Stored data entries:
____

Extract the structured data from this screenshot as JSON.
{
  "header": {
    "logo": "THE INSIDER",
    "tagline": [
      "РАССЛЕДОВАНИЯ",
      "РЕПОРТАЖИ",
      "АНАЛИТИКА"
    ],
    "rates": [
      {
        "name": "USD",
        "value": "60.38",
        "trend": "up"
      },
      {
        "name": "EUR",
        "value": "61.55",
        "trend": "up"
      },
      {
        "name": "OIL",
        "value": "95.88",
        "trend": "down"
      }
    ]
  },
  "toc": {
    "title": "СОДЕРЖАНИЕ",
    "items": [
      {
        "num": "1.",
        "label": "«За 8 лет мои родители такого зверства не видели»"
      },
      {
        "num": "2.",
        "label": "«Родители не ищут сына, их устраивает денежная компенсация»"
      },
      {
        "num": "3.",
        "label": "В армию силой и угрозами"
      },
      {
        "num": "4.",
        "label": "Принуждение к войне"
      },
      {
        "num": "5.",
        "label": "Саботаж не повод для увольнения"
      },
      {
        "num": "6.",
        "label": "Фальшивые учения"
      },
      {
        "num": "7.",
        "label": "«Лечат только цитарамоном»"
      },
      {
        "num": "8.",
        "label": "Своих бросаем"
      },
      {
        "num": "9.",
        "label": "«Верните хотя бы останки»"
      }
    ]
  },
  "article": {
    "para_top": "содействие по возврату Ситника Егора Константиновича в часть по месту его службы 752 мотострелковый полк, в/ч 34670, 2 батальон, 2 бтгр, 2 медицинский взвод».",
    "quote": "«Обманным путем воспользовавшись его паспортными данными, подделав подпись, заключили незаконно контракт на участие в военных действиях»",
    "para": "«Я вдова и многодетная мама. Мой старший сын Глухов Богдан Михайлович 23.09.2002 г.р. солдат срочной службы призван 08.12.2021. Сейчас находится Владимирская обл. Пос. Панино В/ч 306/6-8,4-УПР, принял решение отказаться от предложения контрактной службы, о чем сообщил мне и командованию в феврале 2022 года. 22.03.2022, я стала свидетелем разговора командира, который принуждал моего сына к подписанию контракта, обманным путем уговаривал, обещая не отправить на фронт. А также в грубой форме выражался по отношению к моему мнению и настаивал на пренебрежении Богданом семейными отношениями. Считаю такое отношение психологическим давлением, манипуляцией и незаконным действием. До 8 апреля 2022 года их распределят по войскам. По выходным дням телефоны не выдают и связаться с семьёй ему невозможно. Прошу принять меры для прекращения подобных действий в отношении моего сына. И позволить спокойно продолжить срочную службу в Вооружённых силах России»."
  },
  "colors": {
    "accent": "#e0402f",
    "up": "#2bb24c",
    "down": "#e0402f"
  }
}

____

> **WRITTEN PROBLEM**:
Extract all the entries word for word.

> **REPLY TO THE EXERCISE**:
Extract the structured data from this screenshot as JSON.
{
  "header": {
    "logo": "THE INSIDER",
    "tagline": [
      "РАССЛЕДОВАНИЯ",
      "РЕПОРТАЖИ",
      "АНАЛИТИКА"
    ],
    "rates": [
      {
        "name": "USD",
        "value": "60.38",
        "trend": "up"
      },
      {
        "name": "EUR",
        "value": "61.55",
        "trend": "up"
      },
      {
        "name": "OIL",
        "value": "95.88",
        "trend": "down"
      }
    ]
  },
  "toc": {
    "title": "СОДЕРЖАНИЕ",
    "items": [
      {
        "num": "1.",
        "label": "«За 8 лет мои родители такого зверства не видели»"
      },
      {
        "num": "2.",
        "label": "«Родители не ищут сына, их устраивает денежная компенсация»"
      },
      {
        "num": "3.",
        "label": "В армию силой и угрозами"
      },
      {
        "num": "4.",
        "label": "Принуждение к войне"
      },
      {
        "num": "5.",
        "label": "Саботаж не повод для увольнения"
      },
      {
        "num": "6.",
        "label": "Фальшивые учения"
      },
      {
        "num": "7.",
        "label": "«Лечат только цитарамоном»"
      },
      {
        "num": "8.",
        "label": "Своих бросаем"
      },
      {
        "num": "9.",
        "label": "«Верните хотя бы останки»"
      }
    ]
  },
  "article": {
    "para_top": "содействие по возврату Ситника Егора Константиновича в часть по месту его службы 752 мотострелковый полк, в/ч 34670, 2 батальон, 2 бтгр, 2 медицинский взвод».",
    "quote": "«Обманным путем воспользовавшись его паспортными данными, подделав подпись, заключили незаконно контракт на участие в военных действиях»",
    "para": "«Я вдова и многодетная мама. Мой старший сын Глухов Богдан Михайлович 23.09.2002 г.р. солдат срочной службы призван 08.12.2021. Сейчас находится Владимирская обл. Пос. Панино В/ч 306/6-8,4-УПР, принял решение отказаться от предложения контрактной службы, о чем сообщил мне и командованию в феврале 2022 года. 22.03.2022, я стала свидетелем разговора командира, который принуждал моего сына к подписанию контракта, обманным путем уговаривал, обещая не отправить на фронт. А также в грубой форме выражался по отношению к моему мнению и настаивал на пренебрежении Богданом семейными отношениями. Считаю такое отношение психологическим давлением, манипуляцией и незаконным действием. До 8 апреля 2022 года их распределят по войскам. По выходным дням телефоны не выдают и связаться с семьёй ему невозможно. Прошу принять меры для прекращения подобных действий в отношении моего сына. И позволить спокойно продолжить срочную службу в Вооружённых силах России»."
  },
  "colors": {
    "accent": "#e0402f",
    "up": "#2bb24c",
    "down": "#e0402f"
  }
}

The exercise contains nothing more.